----- The input -----

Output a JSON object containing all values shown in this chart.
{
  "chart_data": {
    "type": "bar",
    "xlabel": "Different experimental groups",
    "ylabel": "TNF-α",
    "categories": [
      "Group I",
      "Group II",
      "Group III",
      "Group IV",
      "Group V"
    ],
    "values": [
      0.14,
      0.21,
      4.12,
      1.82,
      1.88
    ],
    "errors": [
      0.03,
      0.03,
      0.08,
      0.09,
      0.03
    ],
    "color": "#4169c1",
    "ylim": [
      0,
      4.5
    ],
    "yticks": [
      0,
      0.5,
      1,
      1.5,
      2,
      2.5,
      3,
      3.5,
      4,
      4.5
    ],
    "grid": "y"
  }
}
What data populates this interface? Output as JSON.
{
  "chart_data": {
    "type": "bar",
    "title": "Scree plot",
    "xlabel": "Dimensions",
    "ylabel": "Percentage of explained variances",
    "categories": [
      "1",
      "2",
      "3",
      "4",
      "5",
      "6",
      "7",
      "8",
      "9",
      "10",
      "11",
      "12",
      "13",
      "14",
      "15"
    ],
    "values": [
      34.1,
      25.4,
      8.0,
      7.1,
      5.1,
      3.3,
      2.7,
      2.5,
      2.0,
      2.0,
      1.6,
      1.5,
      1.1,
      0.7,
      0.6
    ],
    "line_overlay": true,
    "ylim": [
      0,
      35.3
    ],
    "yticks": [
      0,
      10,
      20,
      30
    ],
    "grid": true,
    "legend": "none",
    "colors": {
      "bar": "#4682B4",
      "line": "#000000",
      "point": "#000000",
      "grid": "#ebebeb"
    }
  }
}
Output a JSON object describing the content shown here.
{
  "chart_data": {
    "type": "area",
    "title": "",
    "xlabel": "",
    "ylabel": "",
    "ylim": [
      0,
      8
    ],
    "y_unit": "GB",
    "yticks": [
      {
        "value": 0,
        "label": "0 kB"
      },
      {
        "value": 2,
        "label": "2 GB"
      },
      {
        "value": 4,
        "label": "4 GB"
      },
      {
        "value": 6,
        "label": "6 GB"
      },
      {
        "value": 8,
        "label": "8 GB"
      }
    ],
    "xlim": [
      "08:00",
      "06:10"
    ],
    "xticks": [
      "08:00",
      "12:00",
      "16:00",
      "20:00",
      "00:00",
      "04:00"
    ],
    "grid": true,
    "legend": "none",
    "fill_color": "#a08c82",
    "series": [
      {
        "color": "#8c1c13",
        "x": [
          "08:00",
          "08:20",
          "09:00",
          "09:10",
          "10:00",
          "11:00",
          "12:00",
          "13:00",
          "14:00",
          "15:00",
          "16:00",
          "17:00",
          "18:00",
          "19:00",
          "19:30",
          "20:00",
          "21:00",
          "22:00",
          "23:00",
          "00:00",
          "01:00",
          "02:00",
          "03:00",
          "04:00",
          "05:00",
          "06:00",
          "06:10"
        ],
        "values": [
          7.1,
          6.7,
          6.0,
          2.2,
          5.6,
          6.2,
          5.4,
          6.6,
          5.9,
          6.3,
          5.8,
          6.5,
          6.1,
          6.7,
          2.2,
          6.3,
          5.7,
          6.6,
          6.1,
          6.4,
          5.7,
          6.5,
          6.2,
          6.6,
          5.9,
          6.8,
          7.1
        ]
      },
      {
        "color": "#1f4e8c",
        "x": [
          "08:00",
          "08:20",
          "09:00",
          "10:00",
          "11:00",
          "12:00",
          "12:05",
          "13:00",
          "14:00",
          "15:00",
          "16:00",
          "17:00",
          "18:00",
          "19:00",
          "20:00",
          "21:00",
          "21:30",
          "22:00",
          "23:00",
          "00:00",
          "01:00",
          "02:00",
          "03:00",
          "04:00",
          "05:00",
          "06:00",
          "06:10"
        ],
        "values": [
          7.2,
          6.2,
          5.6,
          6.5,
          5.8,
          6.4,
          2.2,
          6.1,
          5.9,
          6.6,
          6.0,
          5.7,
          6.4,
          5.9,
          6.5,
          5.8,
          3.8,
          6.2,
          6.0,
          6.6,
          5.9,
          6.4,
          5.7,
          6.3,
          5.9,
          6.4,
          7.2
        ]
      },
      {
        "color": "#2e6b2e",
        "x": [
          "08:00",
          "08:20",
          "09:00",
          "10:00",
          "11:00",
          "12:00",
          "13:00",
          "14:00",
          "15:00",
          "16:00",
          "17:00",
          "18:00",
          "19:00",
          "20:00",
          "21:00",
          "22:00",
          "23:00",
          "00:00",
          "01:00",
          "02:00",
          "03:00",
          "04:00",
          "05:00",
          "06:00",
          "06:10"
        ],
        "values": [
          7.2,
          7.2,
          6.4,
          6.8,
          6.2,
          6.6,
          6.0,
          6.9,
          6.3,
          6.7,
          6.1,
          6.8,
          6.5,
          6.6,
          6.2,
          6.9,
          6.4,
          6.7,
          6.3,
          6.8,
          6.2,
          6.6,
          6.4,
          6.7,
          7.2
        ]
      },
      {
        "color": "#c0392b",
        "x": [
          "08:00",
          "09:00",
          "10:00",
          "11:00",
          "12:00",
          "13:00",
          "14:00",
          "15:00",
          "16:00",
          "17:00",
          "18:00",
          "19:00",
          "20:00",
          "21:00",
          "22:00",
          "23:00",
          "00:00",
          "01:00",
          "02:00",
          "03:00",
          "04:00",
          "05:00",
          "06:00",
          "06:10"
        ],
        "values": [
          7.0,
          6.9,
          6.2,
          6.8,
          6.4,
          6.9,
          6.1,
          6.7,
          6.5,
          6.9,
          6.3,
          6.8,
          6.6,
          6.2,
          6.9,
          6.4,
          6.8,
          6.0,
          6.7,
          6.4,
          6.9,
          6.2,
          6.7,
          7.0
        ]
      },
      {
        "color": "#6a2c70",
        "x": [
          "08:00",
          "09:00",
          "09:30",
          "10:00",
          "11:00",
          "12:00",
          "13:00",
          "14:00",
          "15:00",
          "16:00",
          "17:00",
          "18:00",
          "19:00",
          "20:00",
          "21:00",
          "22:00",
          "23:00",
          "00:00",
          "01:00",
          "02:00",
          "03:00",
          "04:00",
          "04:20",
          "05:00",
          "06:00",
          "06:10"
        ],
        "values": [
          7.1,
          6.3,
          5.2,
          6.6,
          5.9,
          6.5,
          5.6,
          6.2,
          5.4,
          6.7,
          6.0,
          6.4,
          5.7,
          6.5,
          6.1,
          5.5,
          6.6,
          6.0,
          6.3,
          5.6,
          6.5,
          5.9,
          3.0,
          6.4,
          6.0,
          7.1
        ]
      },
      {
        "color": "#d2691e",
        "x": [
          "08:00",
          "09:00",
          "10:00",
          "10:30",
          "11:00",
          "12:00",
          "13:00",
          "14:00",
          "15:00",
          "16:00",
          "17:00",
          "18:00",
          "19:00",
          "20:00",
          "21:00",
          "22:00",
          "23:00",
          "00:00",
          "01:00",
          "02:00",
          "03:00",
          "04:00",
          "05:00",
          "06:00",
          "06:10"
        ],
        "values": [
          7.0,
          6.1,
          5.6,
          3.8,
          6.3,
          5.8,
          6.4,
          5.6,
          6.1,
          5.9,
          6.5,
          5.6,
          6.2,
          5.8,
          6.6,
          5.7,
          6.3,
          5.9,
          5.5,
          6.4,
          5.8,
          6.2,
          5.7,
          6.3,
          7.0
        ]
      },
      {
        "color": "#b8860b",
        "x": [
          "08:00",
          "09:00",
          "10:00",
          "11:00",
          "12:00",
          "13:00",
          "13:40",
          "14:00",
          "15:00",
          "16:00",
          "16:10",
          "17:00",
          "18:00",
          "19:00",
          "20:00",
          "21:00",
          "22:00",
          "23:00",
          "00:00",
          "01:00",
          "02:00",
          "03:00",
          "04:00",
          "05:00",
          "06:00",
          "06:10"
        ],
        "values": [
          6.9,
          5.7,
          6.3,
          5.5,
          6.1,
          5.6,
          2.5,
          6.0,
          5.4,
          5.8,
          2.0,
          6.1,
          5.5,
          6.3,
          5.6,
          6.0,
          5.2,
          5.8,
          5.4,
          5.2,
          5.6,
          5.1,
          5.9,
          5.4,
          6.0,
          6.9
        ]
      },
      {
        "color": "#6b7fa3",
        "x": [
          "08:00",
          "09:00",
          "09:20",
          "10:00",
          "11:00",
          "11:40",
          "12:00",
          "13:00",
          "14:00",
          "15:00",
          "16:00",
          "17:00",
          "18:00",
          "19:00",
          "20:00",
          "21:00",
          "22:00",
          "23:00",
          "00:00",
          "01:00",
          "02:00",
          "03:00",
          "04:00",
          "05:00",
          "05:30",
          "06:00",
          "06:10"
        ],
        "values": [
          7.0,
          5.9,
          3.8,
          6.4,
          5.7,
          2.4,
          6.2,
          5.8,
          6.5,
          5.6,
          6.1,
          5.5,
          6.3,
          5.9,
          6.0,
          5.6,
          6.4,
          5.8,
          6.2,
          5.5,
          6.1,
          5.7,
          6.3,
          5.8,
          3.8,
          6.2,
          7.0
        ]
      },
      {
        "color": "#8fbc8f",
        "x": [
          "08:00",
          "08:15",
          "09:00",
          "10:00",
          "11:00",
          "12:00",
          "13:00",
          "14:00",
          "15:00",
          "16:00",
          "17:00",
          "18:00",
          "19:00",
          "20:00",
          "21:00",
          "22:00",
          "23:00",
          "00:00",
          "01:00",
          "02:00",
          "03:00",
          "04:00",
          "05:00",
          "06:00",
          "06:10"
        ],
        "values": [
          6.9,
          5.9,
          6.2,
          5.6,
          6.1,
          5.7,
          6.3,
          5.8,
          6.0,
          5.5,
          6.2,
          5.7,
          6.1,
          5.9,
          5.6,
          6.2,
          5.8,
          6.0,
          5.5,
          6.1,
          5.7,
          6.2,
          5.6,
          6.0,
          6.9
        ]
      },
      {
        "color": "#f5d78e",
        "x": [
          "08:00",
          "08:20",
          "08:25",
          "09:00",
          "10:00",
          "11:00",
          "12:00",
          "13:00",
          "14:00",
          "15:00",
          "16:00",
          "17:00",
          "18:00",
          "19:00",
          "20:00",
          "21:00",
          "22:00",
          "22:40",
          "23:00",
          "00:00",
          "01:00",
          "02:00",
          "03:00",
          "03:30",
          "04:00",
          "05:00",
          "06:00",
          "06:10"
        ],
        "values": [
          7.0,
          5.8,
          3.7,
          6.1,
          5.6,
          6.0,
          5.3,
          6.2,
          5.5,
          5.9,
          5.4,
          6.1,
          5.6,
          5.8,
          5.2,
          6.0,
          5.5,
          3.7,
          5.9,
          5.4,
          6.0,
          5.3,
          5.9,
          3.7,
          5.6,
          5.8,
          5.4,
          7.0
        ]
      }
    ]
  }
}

-----

• _Requirement_:
Read the entries and select each line where the word "ylabel" is found.

• _Result for this exercise_:
    "ylabel": "TNF-α",
    "ylabel": "Percentage of explained variances",
    "ylabel": "",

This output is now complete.